**Data supplied**

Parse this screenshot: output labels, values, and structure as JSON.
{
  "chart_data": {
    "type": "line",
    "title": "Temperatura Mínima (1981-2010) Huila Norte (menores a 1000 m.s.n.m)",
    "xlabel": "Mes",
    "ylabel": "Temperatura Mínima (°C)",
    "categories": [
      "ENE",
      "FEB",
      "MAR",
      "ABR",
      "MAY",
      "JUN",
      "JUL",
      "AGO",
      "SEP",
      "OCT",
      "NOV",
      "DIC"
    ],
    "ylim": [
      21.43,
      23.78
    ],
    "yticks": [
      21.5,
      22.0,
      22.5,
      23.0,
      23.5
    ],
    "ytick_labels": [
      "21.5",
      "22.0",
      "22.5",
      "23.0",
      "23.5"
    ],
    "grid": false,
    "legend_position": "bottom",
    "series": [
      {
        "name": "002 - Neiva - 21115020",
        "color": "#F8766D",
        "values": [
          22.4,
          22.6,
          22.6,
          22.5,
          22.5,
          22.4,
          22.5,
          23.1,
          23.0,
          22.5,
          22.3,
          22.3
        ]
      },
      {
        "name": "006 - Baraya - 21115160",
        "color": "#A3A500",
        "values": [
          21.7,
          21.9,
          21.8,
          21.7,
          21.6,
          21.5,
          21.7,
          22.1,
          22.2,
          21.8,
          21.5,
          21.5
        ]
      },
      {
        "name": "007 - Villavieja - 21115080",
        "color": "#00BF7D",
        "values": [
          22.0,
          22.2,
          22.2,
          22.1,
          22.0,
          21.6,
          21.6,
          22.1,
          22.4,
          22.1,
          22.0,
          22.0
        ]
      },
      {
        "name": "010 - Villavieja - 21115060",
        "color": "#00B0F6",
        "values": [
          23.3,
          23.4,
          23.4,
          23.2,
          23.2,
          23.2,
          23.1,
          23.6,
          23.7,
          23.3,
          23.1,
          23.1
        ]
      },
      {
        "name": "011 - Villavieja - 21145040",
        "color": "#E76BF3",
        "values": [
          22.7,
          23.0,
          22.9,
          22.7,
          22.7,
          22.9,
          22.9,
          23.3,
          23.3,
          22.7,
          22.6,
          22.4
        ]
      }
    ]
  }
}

**Your task**
Identify and extract each line of the listing that contains "color".

**The completed task**
        "color": "#F8766D",
        "color": "#A3A500",
        "color": "#00BF7D",
        "color": "#00B0F6",
        "color": "#E76BF3",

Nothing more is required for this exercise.